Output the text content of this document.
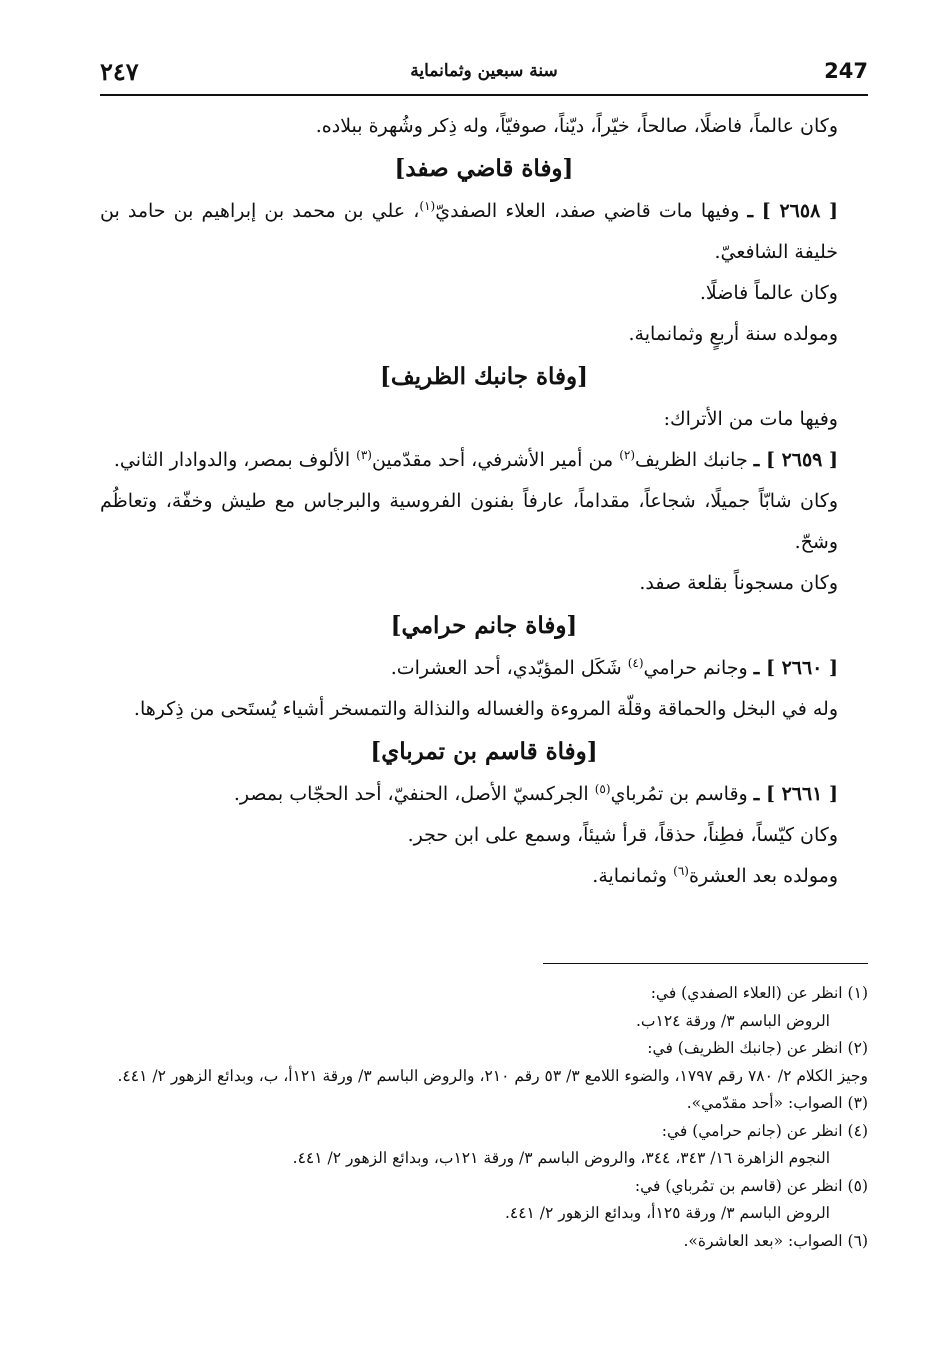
247
سنة سبعين وثمانماية
٢٤٧

وكان عالماً، فاضلًا، صالحاً، خيّراً، ديّناً، صوفيّاً، وله ذِكر وشُهرة ببلاده.

[وفاة قاضي صفد]

[ ٢٦٥٨ ] ـ وفيها مات قاضي صفد، العلاء الصفديّ$^{(١)}$، علي بن محمد بن إبراهيم بن حامد بن خليفة الشافعيّ.

وكان عالماً فاضلًا.

ومولده سنة أربعٍ وثمانماية.

[وفاة جانبك الظريف]

وفيها مات من الأتراك:

[ ٢٦٥٩ ] ـ جانبك الظريف$^{(٢)}$ من أمير الأشرفي، أحد مقدّمين$^{(٣)}$ الألوف بمصر، والدوادار الثاني.

وكان شابّاً جميلًا، شجاعاً، مقداماً، عارفاً بفنون الفروسية والبرجاس مع طيش وخفّة، وتعاظُم وشحّ.

وكان مسجوناً بقلعة صفد.

[وفاة جانم حرامي]

[ ٢٦٦٠ ] ـ وجانم حرامي$^{(٤)}$ شَكَل المؤيّدي، أحد العشرات.

وله في البخل والحماقة وقلّة المروءة والغساله والنذالة والتمسخر أشياء يُستَحى من ذِكرها.

[وفاة قاسم بن تمرباي]

[ ٢٦٦١ ] ـ وقاسم بن تمُرباي$^{(٥)}$ الجركسيّ الأصل، الحنفيّ، أحد الحجّاب بمصر.

وكان كيّساً، فطِناً، حذقاً، قرأ شيئاً، وسمع على ابن حجر.

ومولده بعد العشرة$^{(٦)}$ وثمانماية.

(١) انظر عن (العلاء الصفدي) في:

الروض الباسم ٣/ ورقة ١٢٤ب.

(٢) انظر عن (جانبك الظريف) في:

وجيز الكلام ٢/ ٧٨٠ رقم ١٧٩٧، والضوء اللامع ٣/ ٥٣ رقم ٢١٠، والروض الباسم ٣/ ورقة ١٢١أ، ب، وبدائع الزهور ٢/ ٤٤١.

(٣) الصواب: «أحد مقدّمي».

(٤) انظر عن (جانم حرامي) في:

النجوم الزاهرة ١٦/ ٣٤٣، ٣٤٤، والروض الباسم ٣/ ورقة ١٢١ب، وبدائع الزهور ٢/ ٤٤١.

(٥) انظر عن (قاسم بن تمُرباي) في:

الروض الباسم ٣/ ورقة ١٢٥أ، وبدائع الزهور ٢/ ٤٤١.

(٦) الصواب: «بعد العاشرة».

TASK DETAILS
Scan the listing above and copy all lines containing the word "والروض".

THE ANSWER
وجيز الكلام ٢/ ٧٨٠ رقم ١٧٩٧، والضوء اللامع ٣/ ٥٣ رقم ٢١٠، والروض الباسم ٣/ ورقة ١٢١أ، ب، وبدائع الزهور ٢/ ٤٤١.
النجوم الزاهرة ١٦/ ٣٤٣، ٣٤٤، والروض الباسم ٣/ ورقة ١٢١ب، وبدائع الزهور ٢/ ٤٤١.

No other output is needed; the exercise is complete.